Exactly repeat the material, dropping every picture from the copy.
>> start TASK INPUTS
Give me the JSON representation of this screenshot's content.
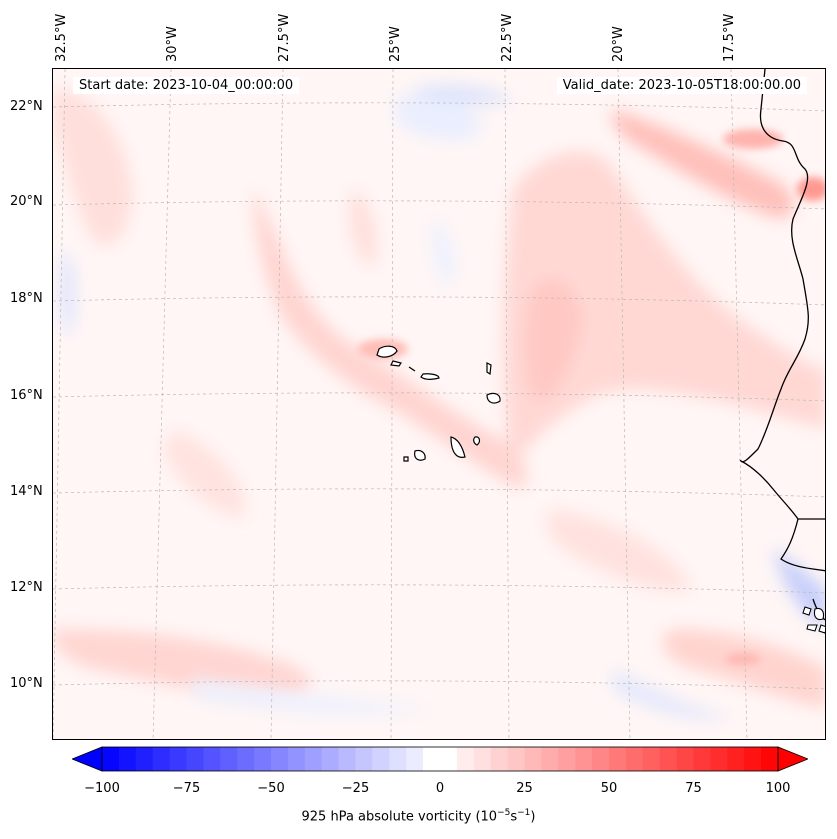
{
  "map": {
    "start_date": "Start date: 2023-10-04_00:00:00",
    "valid_date": "Valid_date: 2023-10-05T18:00:00.00",
    "lon_labels": [
      "32.5°W",
      "30°W",
      "27.5°W",
      "25°W",
      "22.5°W",
      "20°W",
      "17.5°W"
    ],
    "lat_labels": [
      "22°N",
      "20°N",
      "18°N",
      "16°N",
      "14°N",
      "12°N",
      "10°N"
    ],
    "variable": "925 hPa absolute vorticity",
    "colors": {
      "positive_max": "#ff0000",
      "negative_max": "#0000ff",
      "zero": "#ffffff",
      "coastline": "#000000"
    }
  },
  "colorbar": {
    "ticks": [
      "−100",
      "−75",
      "−50",
      "−25",
      "0",
      "25",
      "50",
      "75",
      "100"
    ],
    "title_prefix": "925 hPa absolute vorticity (10",
    "title_exp1": "−5",
    "title_mid": "s",
    "title_exp2": "−1",
    "title_suffix": ")"
  }
}
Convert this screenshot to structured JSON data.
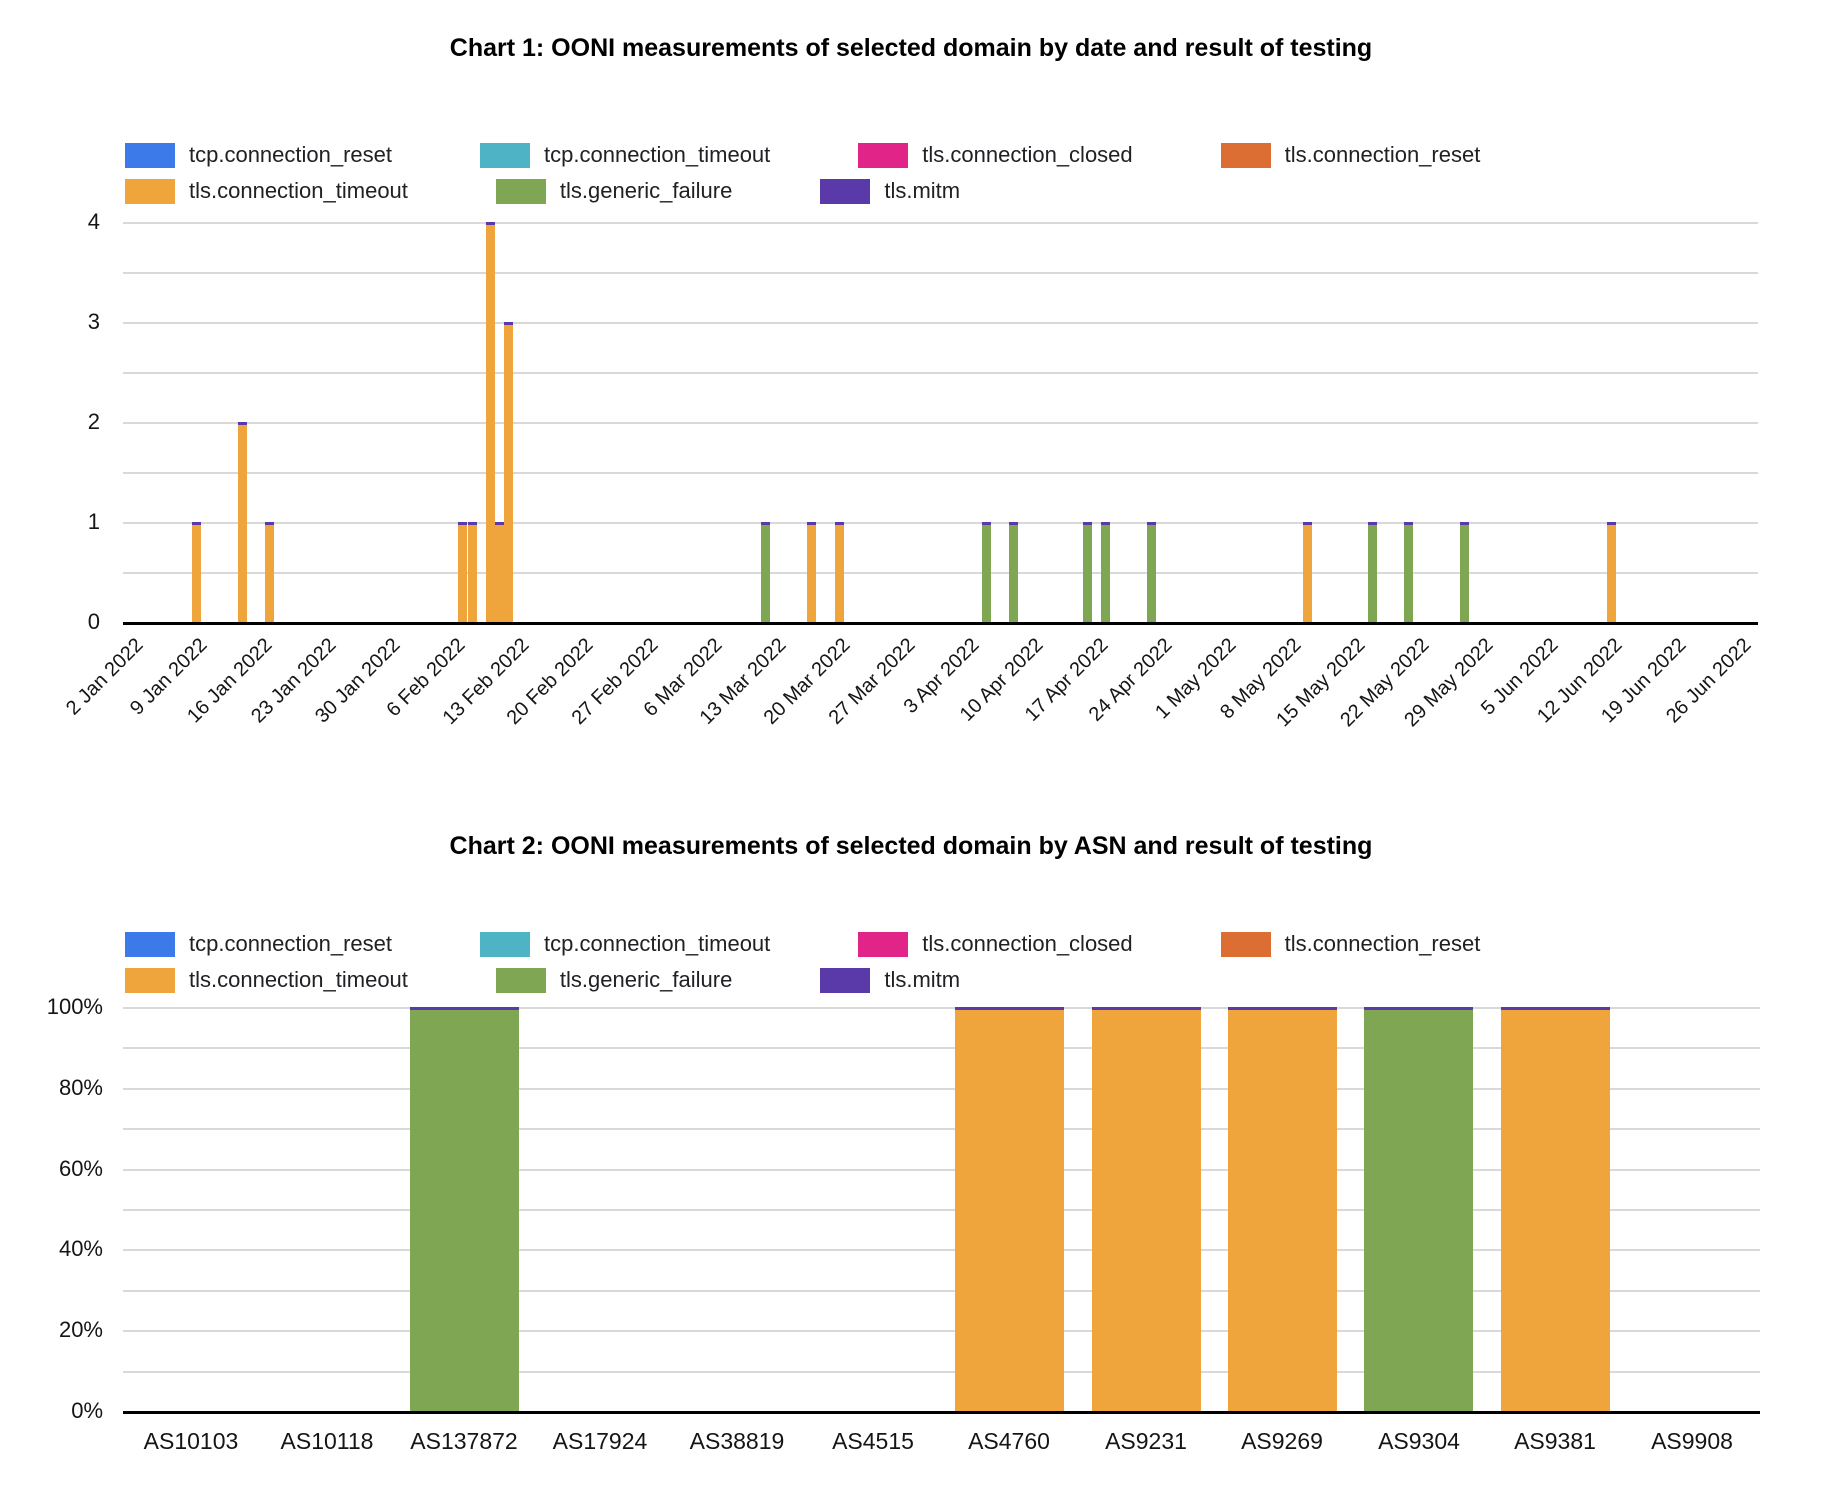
{
  "chart_data": [
    {
      "type": "bar",
      "subtype": "stacked-column-by-date",
      "title": "Chart 1: OONI measurements of selected domain by date and result of testing",
      "series": [
        {
          "name": "tcp.connection_reset",
          "color": "#3B7AE8"
        },
        {
          "name": "tcp.connection_timeout",
          "color": "#4FB3C6"
        },
        {
          "name": "tls.connection_closed",
          "color": "#E02488"
        },
        {
          "name": "tls.connection_reset",
          "color": "#DD6E33"
        },
        {
          "name": "tls.connection_timeout",
          "color": "#F0A53C"
        },
        {
          "name": "tls.generic_failure",
          "color": "#7FA652"
        },
        {
          "name": "tls.mitm",
          "color": "#5A39A8"
        }
      ],
      "legend_position": "top-left, two rows",
      "bar_top_cap_series": "tls.mitm",
      "y_axis": {
        "min": 0,
        "max": 4,
        "tick_labels": [
          "0",
          "1",
          "2",
          "3",
          "4"
        ],
        "minor_grid_step": 0.5,
        "grid": true
      },
      "x_axis": {
        "start_date": "2022-01-01",
        "end_date": "2022-06-28",
        "tick_labels": [
          "2 Jan 2022",
          "9 Jan 2022",
          "16 Jan 2022",
          "23 Jan 2022",
          "30 Jan 2022",
          "6 Feb 2022",
          "13 Feb 2022",
          "20 Feb 2022",
          "27 Feb 2022",
          "6 Mar 2022",
          "13 Mar 2022",
          "20 Mar 2022",
          "27 Mar 2022",
          "3 Apr 2022",
          "10 Apr 2022",
          "17 Apr 2022",
          "24 Apr 2022",
          "1 May 2022",
          "8 May 2022",
          "15 May 2022",
          "22 May 2022",
          "29 May 2022",
          "5 Jun 2022",
          "12 Jun 2022",
          "19 Jun 2022",
          "26 Jun 2022"
        ],
        "label_rotation_deg": -45
      },
      "bars": [
        {
          "date": "2022-01-09",
          "value": 1,
          "series": "tls.connection_timeout"
        },
        {
          "date": "2022-01-14",
          "value": 2,
          "series": "tls.connection_timeout"
        },
        {
          "date": "2022-01-17",
          "value": 1,
          "series": "tls.connection_timeout"
        },
        {
          "date": "2022-02-07",
          "value": 1,
          "series": "tls.connection_timeout"
        },
        {
          "date": "2022-02-08",
          "value": 1,
          "series": "tls.connection_timeout"
        },
        {
          "date": "2022-02-10",
          "value": 4,
          "series": "tls.connection_timeout"
        },
        {
          "date": "2022-02-11",
          "value": 1,
          "series": "tls.connection_timeout"
        },
        {
          "date": "2022-02-12",
          "value": 3,
          "series": "tls.connection_timeout"
        },
        {
          "date": "2022-03-12",
          "value": 1,
          "series": "tls.generic_failure"
        },
        {
          "date": "2022-03-17",
          "value": 1,
          "series": "tls.connection_timeout"
        },
        {
          "date": "2022-03-20",
          "value": 1,
          "series": "tls.connection_timeout"
        },
        {
          "date": "2022-04-05",
          "value": 1,
          "series": "tls.generic_failure"
        },
        {
          "date": "2022-04-08",
          "value": 1,
          "series": "tls.generic_failure"
        },
        {
          "date": "2022-04-16",
          "value": 1,
          "series": "tls.generic_failure"
        },
        {
          "date": "2022-04-18",
          "value": 1,
          "series": "tls.generic_failure"
        },
        {
          "date": "2022-04-23",
          "value": 1,
          "series": "tls.generic_failure"
        },
        {
          "date": "2022-05-10",
          "value": 1,
          "series": "tls.connection_timeout"
        },
        {
          "date": "2022-05-17",
          "value": 1,
          "series": "tls.generic_failure"
        },
        {
          "date": "2022-05-21",
          "value": 1,
          "series": "tls.generic_failure"
        },
        {
          "date": "2022-05-27",
          "value": 1,
          "series": "tls.generic_failure"
        },
        {
          "date": "2022-06-12",
          "value": 1,
          "series": "tls.connection_timeout"
        }
      ]
    },
    {
      "type": "bar",
      "subtype": "100%-stacked-column-by-asn",
      "title": "Chart 2: OONI measurements of selected domain by ASN and result of testing",
      "series": [
        {
          "name": "tcp.connection_reset",
          "color": "#3B7AE8"
        },
        {
          "name": "tcp.connection_timeout",
          "color": "#4FB3C6"
        },
        {
          "name": "tls.connection_closed",
          "color": "#E02488"
        },
        {
          "name": "tls.connection_reset",
          "color": "#DD6E33"
        },
        {
          "name": "tls.connection_timeout",
          "color": "#F0A53C"
        },
        {
          "name": "tls.generic_failure",
          "color": "#7FA652"
        },
        {
          "name": "tls.mitm",
          "color": "#5A39A8"
        }
      ],
      "legend_position": "top-left, two rows",
      "bar_top_cap_series": "tls.mitm",
      "y_axis": {
        "min": 0,
        "max": 100,
        "tick_labels": [
          "0%",
          "20%",
          "40%",
          "60%",
          "80%",
          "100%"
        ],
        "minor_grid_step": 10,
        "grid": true
      },
      "categories": [
        "AS10103",
        "AS10118",
        "AS137872",
        "AS17924",
        "AS38819",
        "AS4515",
        "AS4760",
        "AS9231",
        "AS9269",
        "AS9304",
        "AS9381",
        "AS9908"
      ],
      "bars": [
        {
          "category": "AS137872",
          "value": 100,
          "series": "tls.generic_failure"
        },
        {
          "category": "AS4760",
          "value": 100,
          "series": "tls.connection_timeout"
        },
        {
          "category": "AS9231",
          "value": 100,
          "series": "tls.connection_timeout"
        },
        {
          "category": "AS9269",
          "value": 100,
          "series": "tls.connection_timeout"
        },
        {
          "category": "AS9304",
          "value": 100,
          "series": "tls.generic_failure"
        },
        {
          "category": "AS9381",
          "value": 100,
          "series": "tls.connection_timeout"
        }
      ]
    }
  ]
}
>> end TASK INPUTS
**ANSWER TO THIS PROBLEM**.
Give me the JSON representation of this screenshot's content.
{
  "map": {
    "start_date": "Start date: 2023-10-04_00:00:00",
    "valid_date": "Valid_date: 2023-10-05T18:00:00.00",
    "lon_labels": [
      "32.5°W",
      "30°W",
      "27.5°W",
      "25°W",
      "22.5°W",
      "20°W",
      "17.5°W"
    ],
    "lat_labels": [
      "22°N",
      "20°N",
      "18°N",
      "16°N",
      "14°N",
      "12°N",
      "10°N"
    ],
    "variable": "925 hPa absolute vorticity",
    "colors": {
      "positive_max": "#ff0000",
      "negative_max": "#0000ff",
      "zero": "#ffffff",
      "coastline": "#000000"
    }
  },
  "colorbar": {
    "ticks": [
      "−100",
      "−75",
      "−50",
      "−25",
      "0",
      "25",
      "50",
      "75",
      "100"
    ],
    "title_prefix": "925 hPa absolute vorticity (10",
    "title_exp1": "−5",
    "title_mid": "s",
    "title_exp2": "−1",
    "title_suffix": ")"
  }
}
Convert this screenshot to structured JSON data.
{
  "chart_data": [
    {
      "type": "bar",
      "subtype": "stacked-column-by-date",
      "title": "Chart 1: OONI measurements of selected domain by date and result of testing",
      "series": [
        {
          "name": "tcp.connection_reset",
          "color": "#3B7AE8"
        },
        {
          "name": "tcp.connection_timeout",
          "color": "#4FB3C6"
        },
        {
          "name": "tls.connection_closed",
          "color": "#E02488"
        },
        {
          "name": "tls.connection_reset",
          "color": "#DD6E33"
        },
        {
          "name": "tls.connection_timeout",
          "color": "#F0A53C"
        },
        {
          "name": "tls.generic_failure",
          "color": "#7FA652"
        },
        {
          "name": "tls.mitm",
          "color": "#5A39A8"
        }
      ],
      "legend_position": "top-left, two rows",
      "bar_top_cap_series": "tls.mitm",
      "y_axis": {
        "min": 0,
        "max": 4,
        "tick_labels": [
          "0",
          "1",
          "2",
          "3",
          "4"
        ],
        "minor_grid_step": 0.5,
        "grid": true
      },
      "x_axis": {
        "start_date": "2022-01-01",
        "end_date": "2022-06-28",
        "tick_labels": [
          "2 Jan 2022",
          "9 Jan 2022",
          "16 Jan 2022",
          "23 Jan 2022",
          "30 Jan 2022",
          "6 Feb 2022",
          "13 Feb 2022",
          "20 Feb 2022",
          "27 Feb 2022",
          "6 Mar 2022",
          "13 Mar 2022",
          "20 Mar 2022",
          "27 Mar 2022",
          "3 Apr 2022",
          "10 Apr 2022",
          "17 Apr 2022",
          "24 Apr 2022",
          "1 May 2022",
          "8 May 2022",
          "15 May 2022",
          "22 May 2022",
          "29 May 2022",
          "5 Jun 2022",
          "12 Jun 2022",
          "19 Jun 2022",
          "26 Jun 2022"
        ],
        "label_rotation_deg": -45
      },
      "bars": [
        {
          "date": "2022-01-09",
          "value": 1,
          "series": "tls.connection_timeout"
        },
        {
          "date": "2022-01-14",
          "value": 2,
          "series": "tls.connection_timeout"
        },
        {
          "date": "2022-01-17",
          "value": 1,
          "series": "tls.connection_timeout"
        },
        {
          "date": "2022-02-07",
          "value": 1,
          "series": "tls.connection_timeout"
        },
        {
          "date": "2022-02-08",
          "value": 1,
          "series": "tls.connection_timeout"
        },
        {
          "date": "2022-02-10",
          "value": 4,
          "series": "tls.connection_timeout"
        },
        {
          "date": "2022-02-11",
          "value": 1,
          "series": "tls.connection_timeout"
        },
        {
          "date": "2022-02-12",
          "value": 3,
          "series": "tls.connection_timeout"
        },
        {
          "date": "2022-03-12",
          "value": 1,
          "series": "tls.generic_failure"
        },
        {
          "date": "2022-03-17",
          "value": 1,
          "series": "tls.connection_timeout"
        },
        {
          "date": "2022-03-20",
          "value": 1,
          "series": "tls.connection_timeout"
        },
        {
          "date": "2022-04-05",
          "value": 1,
          "series": "tls.generic_failure"
        },
        {
          "date": "2022-04-08",
          "value": 1,
          "series": "tls.generic_failure"
        },
        {
          "date": "2022-04-16",
          "value": 1,
          "series": "tls.generic_failure"
        },
        {
          "date": "2022-04-18",
          "value": 1,
          "series": "tls.generic_failure"
        },
        {
          "date": "2022-04-23",
          "value": 1,
          "series": "tls.generic_failure"
        },
        {
          "date": "2022-05-10",
          "value": 1,
          "series": "tls.connection_timeout"
        },
        {
          "date": "2022-05-17",
          "value": 1,
          "series": "tls.generic_failure"
        },
        {
          "date": "2022-05-21",
          "value": 1,
          "series": "tls.generic_failure"
        },
        {
          "date": "2022-05-27",
          "value": 1,
          "series": "tls.generic_failure"
        },
        {
          "date": "2022-06-12",
          "value": 1,
          "series": "tls.connection_timeout"
        }
      ]
    },
    {
      "type": "bar",
      "subtype": "100%-stacked-column-by-asn",
      "title": "Chart 2: OONI measurements of selected domain by ASN and result of testing",
      "series": [
        {
          "name": "tcp.connection_reset",
          "color": "#3B7AE8"
        },
        {
          "name": "tcp.connection_timeout",
          "color": "#4FB3C6"
        },
        {
          "name": "tls.connection_closed",
          "color": "#E02488"
        },
        {
          "name": "tls.connection_reset",
          "color": "#DD6E33"
        },
        {
          "name": "tls.connection_timeout",
          "color": "#F0A53C"
        },
        {
          "name": "tls.generic_failure",
          "color": "#7FA652"
        },
        {
          "name": "tls.mitm",
          "color": "#5A39A8"
        }
      ],
      "legend_position": "top-left, two rows",
      "bar_top_cap_series": "tls.mitm",
      "y_axis": {
        "min": 0,
        "max": 100,
        "tick_labels": [
          "0%",
          "20%",
          "40%",
          "60%",
          "80%",
          "100%"
        ],
        "minor_grid_step": 10,
        "grid": true
      },
      "categories": [
        "AS10103",
        "AS10118",
        "AS137872",
        "AS17924",
        "AS38819",
        "AS4515",
        "AS4760",
        "AS9231",
        "AS9269",
        "AS9304",
        "AS9381",
        "AS9908"
      ],
      "bars": [
        {
          "category": "AS137872",
          "value": 100,
          "series": "tls.generic_failure"
        },
        {
          "category": "AS4760",
          "value": 100,
          "series": "tls.connection_timeout"
        },
        {
          "category": "AS9231",
          "value": 100,
          "series": "tls.connection_timeout"
        },
        {
          "category": "AS9269",
          "value": 100,
          "series": "tls.connection_timeout"
        },
        {
          "category": "AS9304",
          "value": 100,
          "series": "tls.generic_failure"
        },
        {
          "category": "AS9381",
          "value": 100,
          "series": "tls.connection_timeout"
        }
      ]
    }
  ]
}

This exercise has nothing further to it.